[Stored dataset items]
>> Begin
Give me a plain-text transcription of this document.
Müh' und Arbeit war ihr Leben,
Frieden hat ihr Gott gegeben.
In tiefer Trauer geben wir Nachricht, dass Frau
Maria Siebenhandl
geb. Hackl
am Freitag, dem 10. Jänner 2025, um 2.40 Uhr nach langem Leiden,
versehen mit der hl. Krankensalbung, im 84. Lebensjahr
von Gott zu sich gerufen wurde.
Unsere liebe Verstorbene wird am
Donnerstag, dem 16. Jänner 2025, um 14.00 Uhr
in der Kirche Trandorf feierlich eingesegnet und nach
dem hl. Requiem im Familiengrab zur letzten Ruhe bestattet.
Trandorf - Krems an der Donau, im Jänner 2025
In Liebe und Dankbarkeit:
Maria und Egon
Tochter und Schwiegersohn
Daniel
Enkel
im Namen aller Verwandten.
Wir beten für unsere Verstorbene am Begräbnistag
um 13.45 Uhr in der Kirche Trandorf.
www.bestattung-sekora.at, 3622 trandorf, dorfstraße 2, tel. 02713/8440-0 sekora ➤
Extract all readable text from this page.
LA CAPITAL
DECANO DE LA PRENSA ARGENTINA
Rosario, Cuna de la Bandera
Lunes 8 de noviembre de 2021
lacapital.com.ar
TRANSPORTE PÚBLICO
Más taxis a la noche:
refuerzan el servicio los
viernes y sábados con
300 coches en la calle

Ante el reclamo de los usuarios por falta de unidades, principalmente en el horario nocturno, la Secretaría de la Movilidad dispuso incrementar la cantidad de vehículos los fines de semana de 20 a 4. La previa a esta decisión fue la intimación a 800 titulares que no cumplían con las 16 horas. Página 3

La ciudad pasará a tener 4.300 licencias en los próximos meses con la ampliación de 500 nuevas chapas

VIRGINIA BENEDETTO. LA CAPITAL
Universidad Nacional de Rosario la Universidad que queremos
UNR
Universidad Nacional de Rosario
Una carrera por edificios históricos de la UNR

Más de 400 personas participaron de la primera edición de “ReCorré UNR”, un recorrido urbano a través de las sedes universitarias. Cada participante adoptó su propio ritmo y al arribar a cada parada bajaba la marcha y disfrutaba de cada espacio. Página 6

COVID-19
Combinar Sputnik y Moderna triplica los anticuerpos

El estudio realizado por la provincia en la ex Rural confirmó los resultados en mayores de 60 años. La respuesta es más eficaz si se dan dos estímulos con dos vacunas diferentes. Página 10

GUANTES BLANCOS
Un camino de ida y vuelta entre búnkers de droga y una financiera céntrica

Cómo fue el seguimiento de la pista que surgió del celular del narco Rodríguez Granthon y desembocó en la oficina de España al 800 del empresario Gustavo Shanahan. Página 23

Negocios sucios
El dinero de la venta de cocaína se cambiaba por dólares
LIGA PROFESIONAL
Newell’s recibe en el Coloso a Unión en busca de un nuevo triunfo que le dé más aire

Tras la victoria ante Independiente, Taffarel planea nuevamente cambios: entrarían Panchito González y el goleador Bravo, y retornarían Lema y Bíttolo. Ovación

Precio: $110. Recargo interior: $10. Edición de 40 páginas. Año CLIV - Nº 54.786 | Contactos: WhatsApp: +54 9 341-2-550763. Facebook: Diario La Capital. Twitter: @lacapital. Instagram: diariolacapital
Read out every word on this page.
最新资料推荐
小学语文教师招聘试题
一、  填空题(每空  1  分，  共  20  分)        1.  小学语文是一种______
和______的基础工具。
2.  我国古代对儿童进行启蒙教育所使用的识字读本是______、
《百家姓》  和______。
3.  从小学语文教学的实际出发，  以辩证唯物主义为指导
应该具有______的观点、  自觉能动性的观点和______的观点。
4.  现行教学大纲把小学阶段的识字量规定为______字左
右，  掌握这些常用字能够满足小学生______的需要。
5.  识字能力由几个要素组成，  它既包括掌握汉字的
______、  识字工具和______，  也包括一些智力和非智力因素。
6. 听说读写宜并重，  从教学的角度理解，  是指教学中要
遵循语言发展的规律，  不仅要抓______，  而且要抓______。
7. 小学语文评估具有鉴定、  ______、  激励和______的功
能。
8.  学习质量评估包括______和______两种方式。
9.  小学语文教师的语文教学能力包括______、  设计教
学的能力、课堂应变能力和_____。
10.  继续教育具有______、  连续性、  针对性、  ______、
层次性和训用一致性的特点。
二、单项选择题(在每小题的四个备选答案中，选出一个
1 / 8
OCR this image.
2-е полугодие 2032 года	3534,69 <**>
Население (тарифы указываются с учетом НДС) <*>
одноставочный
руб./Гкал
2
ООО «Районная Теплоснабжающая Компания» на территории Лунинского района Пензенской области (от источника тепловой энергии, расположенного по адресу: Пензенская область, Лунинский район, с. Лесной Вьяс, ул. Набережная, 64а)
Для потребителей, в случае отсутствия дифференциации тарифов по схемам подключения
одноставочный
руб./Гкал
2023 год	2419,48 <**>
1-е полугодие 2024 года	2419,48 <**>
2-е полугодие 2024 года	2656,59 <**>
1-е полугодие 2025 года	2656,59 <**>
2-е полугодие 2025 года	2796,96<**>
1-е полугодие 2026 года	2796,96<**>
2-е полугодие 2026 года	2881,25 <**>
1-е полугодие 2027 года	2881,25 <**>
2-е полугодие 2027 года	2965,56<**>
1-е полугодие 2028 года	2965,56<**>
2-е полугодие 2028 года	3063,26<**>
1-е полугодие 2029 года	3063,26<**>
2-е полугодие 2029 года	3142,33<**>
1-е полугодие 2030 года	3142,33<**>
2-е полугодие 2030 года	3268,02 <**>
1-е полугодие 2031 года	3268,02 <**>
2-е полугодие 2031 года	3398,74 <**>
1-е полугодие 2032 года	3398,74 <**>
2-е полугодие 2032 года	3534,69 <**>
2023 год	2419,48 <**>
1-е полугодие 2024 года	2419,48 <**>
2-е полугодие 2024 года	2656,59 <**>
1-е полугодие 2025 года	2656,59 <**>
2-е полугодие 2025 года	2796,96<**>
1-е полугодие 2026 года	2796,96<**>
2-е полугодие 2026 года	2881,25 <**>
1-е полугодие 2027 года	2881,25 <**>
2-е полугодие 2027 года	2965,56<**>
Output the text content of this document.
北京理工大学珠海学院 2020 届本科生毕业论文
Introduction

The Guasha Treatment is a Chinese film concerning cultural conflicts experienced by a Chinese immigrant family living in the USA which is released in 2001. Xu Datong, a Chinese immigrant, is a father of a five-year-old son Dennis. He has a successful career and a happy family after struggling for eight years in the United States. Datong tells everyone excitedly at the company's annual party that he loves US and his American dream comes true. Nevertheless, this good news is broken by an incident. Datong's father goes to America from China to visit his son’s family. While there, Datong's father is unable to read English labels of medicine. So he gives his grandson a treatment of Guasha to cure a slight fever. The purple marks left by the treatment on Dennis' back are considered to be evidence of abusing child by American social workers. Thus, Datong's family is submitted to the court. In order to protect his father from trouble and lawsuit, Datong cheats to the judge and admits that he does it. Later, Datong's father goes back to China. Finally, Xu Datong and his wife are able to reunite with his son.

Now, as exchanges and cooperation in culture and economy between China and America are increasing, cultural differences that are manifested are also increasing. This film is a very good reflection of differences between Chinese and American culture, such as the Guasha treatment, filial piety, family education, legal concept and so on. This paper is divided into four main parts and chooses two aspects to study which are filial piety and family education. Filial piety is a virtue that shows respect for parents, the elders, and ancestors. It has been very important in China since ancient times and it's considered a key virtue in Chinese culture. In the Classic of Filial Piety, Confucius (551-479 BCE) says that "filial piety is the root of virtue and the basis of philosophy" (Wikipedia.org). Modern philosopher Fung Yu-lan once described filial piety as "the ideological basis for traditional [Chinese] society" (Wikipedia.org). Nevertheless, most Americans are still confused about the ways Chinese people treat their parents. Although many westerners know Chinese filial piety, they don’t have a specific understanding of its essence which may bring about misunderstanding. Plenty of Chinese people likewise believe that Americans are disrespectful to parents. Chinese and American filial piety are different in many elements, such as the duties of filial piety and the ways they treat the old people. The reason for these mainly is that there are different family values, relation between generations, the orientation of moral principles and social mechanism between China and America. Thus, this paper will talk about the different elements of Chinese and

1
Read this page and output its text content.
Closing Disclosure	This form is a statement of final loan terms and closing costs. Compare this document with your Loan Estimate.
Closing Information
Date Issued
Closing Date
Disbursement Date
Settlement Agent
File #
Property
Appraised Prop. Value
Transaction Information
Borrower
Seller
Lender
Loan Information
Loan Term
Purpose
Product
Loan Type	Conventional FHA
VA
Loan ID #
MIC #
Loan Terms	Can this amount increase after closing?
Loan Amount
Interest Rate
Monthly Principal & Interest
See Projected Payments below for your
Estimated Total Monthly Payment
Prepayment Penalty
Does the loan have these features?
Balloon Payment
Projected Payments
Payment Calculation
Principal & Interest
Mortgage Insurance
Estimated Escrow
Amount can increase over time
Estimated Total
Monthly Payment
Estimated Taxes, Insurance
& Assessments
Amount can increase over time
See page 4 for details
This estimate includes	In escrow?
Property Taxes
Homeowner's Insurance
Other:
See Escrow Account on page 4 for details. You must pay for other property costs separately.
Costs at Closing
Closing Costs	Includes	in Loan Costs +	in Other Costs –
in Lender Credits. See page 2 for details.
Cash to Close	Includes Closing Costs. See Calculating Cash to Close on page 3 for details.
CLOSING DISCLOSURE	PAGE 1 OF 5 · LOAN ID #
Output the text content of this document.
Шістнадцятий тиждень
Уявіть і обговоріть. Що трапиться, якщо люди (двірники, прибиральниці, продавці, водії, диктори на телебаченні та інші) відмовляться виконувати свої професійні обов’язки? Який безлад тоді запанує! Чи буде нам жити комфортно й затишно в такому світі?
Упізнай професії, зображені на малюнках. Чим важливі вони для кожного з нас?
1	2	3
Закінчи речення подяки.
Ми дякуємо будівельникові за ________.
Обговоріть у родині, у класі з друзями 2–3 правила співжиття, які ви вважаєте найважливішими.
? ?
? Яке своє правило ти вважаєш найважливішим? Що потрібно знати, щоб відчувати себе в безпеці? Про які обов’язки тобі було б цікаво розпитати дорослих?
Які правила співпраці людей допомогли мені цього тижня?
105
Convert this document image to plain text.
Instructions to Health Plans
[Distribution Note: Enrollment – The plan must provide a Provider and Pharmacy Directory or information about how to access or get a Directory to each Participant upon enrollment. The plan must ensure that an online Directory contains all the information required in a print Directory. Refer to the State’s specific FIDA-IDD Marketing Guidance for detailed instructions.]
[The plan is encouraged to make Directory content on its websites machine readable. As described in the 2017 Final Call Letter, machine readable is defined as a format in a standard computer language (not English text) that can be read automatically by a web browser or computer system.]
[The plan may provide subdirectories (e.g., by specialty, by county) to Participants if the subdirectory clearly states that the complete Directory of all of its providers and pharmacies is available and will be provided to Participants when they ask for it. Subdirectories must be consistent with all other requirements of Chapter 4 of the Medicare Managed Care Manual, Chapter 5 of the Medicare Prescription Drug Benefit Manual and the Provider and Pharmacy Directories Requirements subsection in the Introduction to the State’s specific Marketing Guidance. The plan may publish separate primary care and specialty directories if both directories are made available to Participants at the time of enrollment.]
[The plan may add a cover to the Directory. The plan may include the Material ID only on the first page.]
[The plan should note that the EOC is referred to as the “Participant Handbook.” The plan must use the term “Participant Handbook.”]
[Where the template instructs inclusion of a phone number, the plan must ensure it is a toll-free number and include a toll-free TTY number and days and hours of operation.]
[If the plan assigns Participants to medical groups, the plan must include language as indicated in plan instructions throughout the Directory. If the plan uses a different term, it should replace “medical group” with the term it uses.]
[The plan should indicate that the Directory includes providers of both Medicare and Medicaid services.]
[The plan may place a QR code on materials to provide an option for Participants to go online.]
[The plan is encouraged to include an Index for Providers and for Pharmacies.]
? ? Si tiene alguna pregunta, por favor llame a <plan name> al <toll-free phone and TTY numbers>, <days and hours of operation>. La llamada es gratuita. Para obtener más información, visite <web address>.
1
>> End
▶ **What is expected**: Count how many lines contain "язки" and give only that count.

▶ **Result**: 2